CHALLENGE =
In the entries below, find the lines with the word "Medium" and copy them.

↓

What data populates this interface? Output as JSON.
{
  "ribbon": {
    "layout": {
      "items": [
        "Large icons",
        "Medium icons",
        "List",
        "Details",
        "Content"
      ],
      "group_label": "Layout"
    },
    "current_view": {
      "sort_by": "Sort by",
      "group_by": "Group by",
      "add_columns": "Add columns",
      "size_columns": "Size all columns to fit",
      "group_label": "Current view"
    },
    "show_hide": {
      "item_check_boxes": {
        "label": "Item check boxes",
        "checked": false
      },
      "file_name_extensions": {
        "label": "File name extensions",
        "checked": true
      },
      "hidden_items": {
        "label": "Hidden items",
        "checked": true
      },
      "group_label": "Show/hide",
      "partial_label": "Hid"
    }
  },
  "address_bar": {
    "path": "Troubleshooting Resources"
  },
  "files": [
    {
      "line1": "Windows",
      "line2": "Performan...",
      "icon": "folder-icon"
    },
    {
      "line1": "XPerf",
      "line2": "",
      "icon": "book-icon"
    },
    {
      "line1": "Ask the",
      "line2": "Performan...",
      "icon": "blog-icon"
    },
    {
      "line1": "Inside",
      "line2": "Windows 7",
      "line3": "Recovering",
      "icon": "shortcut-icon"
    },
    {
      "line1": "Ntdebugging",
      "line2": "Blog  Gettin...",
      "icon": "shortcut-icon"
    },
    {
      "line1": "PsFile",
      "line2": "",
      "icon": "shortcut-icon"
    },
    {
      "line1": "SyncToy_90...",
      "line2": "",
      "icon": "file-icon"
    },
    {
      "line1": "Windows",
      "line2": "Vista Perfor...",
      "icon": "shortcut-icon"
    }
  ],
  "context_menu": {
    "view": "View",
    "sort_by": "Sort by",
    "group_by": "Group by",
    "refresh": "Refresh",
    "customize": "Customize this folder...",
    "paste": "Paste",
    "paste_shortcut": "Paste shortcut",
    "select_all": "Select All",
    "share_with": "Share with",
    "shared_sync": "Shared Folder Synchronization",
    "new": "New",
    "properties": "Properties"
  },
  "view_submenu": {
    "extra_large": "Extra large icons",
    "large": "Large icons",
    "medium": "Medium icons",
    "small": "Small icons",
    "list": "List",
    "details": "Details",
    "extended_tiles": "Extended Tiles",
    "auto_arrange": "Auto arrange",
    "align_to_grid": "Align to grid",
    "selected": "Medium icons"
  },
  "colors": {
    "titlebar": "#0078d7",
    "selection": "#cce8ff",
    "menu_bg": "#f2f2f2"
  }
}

↑

TASK SOLUTION =
        "Medium icons",
    "medium": "Medium icons",
    "selected": "Medium icons"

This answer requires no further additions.